(Exercise a)
Reproduce verbatim the passage of the essay on the World War against Women that begins with the words "Google Map: Union" and ends with "a World War against Women.".

(Page)
────
Google Map: Union Station Metro to Russell Senate Office Building; walking; Metro walking map

Our Response to the World War Against Women

This year on International Women’s Day, March 8, 2012, we find a growing World War against Women.

Some expected the next world war to be between nations, but it is clear that the current world war is by misogynists, extremists, groups, and men with a common cause: to oppress, degrade, dehumanize, and kill women. Such a coordinated attack by such an axis forces of misogyny is nothing less than a World War against Women.

In every part of the world, women are struggling for their universal human rights of dignity, equality, liberty, freedom of speech, and freedom of conscience. Women are struggling against human trafficking and slavery. Women are struggling against misogyny, violence, rape, and murder. We see women attacked by acid, women raped for seeking freedom, women sexually abused due to poverty, women raped and killed as a military tactic by sadists, women oppressed and abused, women denied education and opportunities, and women treated with disrespect and gutter language around the world – including by extremists in various areas within the United States of America.

Recognizing the World War Against Women

The World War continues on a daily basis against women. In too many parts of the world, women continue to resist those who claim they deserve death in so-called “honor killings” or by stoning. This is not merely a series of “isolated incidents” in different parts of the world, different nations, and different cultures. We must recognize this for the world war against women that it is.
— In Africa, we have seen women the target of genocide in Sudan, rape in the Congo, stonings in Somalia, religious-rationalized violence in Nigeria, and violence and oppression in many countries.
— In Egypt, even after the loss of the dictator Mubarak in Egypt, we have seen our sisters in humanity raped, beaten, attacked and denied rights.
— In Communist China and North Korea, the government forces there have long oppressed women’s rights to have children, their lives, and their freedom, with women of conscience forced to deny their faiths, and women imprisoned, beaten, and worse in concentration camps that harken to the Nazi era.
— In the Middle East, Afghanistan, and Pakistan, we have seen minority women the target of abuse, murder, rape, harassment, killings, prison, not just of those with minority religions, but also majority Muslim women targeted for oppression, beaten, and killed, simply because they ARE women.
────
Rows from a layout dataset
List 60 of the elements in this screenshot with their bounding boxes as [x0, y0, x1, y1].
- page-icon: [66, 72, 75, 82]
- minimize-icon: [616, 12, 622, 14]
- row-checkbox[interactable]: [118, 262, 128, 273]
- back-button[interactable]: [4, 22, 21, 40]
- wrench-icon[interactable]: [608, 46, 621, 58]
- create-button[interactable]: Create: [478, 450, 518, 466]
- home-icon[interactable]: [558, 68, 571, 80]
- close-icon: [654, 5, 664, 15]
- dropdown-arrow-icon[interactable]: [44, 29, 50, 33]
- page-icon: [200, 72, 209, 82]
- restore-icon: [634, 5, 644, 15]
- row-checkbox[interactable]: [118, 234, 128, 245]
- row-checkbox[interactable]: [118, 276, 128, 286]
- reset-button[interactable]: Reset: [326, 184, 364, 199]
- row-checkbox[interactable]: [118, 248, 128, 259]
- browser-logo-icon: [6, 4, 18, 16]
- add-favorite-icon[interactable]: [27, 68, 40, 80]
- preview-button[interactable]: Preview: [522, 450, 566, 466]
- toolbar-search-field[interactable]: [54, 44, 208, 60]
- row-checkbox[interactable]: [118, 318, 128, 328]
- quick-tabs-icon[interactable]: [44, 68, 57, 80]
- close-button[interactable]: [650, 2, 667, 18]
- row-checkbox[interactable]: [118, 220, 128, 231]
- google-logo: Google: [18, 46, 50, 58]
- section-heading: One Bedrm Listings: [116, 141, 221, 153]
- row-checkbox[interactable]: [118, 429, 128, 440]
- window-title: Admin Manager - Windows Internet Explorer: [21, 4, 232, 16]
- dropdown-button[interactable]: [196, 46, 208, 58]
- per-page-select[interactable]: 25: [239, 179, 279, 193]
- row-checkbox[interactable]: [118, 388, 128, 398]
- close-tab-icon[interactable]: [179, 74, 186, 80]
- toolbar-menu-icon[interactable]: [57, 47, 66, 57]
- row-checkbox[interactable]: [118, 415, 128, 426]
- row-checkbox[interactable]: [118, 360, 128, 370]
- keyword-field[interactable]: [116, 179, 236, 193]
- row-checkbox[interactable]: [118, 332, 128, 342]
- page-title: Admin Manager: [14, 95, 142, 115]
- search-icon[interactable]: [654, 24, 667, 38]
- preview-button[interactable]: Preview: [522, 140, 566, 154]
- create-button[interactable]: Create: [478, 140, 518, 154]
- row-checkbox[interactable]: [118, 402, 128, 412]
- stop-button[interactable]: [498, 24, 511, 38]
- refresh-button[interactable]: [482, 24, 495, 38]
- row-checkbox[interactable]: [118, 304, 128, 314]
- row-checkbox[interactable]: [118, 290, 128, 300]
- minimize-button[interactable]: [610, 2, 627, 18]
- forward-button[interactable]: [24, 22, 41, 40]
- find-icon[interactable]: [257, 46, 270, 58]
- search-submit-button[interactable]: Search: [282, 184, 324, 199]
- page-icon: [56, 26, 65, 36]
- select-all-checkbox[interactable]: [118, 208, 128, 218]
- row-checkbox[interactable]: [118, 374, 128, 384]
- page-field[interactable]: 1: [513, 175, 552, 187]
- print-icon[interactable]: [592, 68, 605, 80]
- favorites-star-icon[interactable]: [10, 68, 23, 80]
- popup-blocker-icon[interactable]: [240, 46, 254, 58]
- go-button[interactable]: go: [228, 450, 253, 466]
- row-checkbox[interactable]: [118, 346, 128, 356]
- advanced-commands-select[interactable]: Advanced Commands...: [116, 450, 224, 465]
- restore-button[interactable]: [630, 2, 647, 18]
────
(Exercise b)
Quote the entries exactly, from the first line of the entries through the line containing "- create-button[interactable]: Create: [478, 140, 518, 154]", with both ends included.

(Correct result a)
Google Map: Union Station Metro to Russell Senate Office Building; walking; Metro walking map

Our Response to the World War Against Women

This year on International Women’s Day, March 8, 2012, we find a growing World War against Women.

Some expected the next world war to be between nations, but it is clear that the current world war is by misogynists, extremists, groups, and men with a common cause: to oppress, degrade, dehumanize, and kill women. Such a coordinated attack by such an axis forces of misogyny is nothing less than a World War against Women.

(Correct result b)
List 60 of the elements in this screenshot with their bounding boxes as [x0, y0, x1, y1].
- page-icon: [66, 72, 75, 82]
- minimize-icon: [616, 12, 622, 14]
- row-checkbox[interactable]: [118, 262, 128, 273]
- back-button[interactable]: [4, 22, 21, 40]
- wrench-icon[interactable]: [608, 46, 621, 58]
- create-button[interactable]: Create: [478, 450, 518, 466]
- home-icon[interactable]: [558, 68, 571, 80]
- close-icon: [654, 5, 664, 15]
- dropdown-arrow-icon[interactable]: [44, 29, 50, 33]
- page-icon: [200, 72, 209, 82]
- restore-icon: [634, 5, 644, 15]
- row-checkbox[interactable]: [118, 234, 128, 245]
- row-checkbox[interactable]: [118, 276, 128, 286]
- reset-button[interactable]: Reset: [326, 184, 364, 199]
- row-checkbox[interactable]: [118, 248, 128, 259]
- browser-logo-icon: [6, 4, 18, 16]
- add-favorite-icon[interactable]: [27, 68, 40, 80]
- preview-button[interactable]: Preview: [522, 450, 566, 466]
- toolbar-search-field[interactable]: [54, 44, 208, 60]
- row-checkbox[interactable]: [118, 318, 128, 328]
- quick-tabs-icon[interactable]: [44, 68, 57, 80]
- close-button[interactable]: [650, 2, 667, 18]
- row-checkbox[interactable]: [118, 220, 128, 231]
- google-logo: Google: [18, 46, 50, 58]
- section-heading: One Bedrm Listings: [116, 141, 221, 153]
- row-checkbox[interactable]: [118, 429, 128, 440]
- window-title: Admin Manager - Windows Internet Explorer: [21, 4, 232, 16]
- dropdown-button[interactable]: [196, 46, 208, 58]
- per-page-select[interactable]: 25: [239, 179, 279, 193]
- row-checkbox[interactable]: [118, 388, 128, 398]
- close-tab-icon[interactable]: [179, 74, 186, 80]
- toolbar-menu-icon[interactable]: [57, 47, 66, 57]
- row-checkbox[interactable]: [118, 415, 128, 426]
- row-checkbox[interactable]: [118, 360, 128, 370]
- keyword-field[interactable]: [116, 179, 236, 193]
- row-checkbox[interactable]: [118, 332, 128, 342]
- page-title: Admin Manager: [14, 95, 142, 115]
- search-icon[interactable]: [654, 24, 667, 38]
- preview-button[interactable]: Preview: [522, 140, 566, 154]
- create-button[interactable]: Create: [478, 140, 518, 154]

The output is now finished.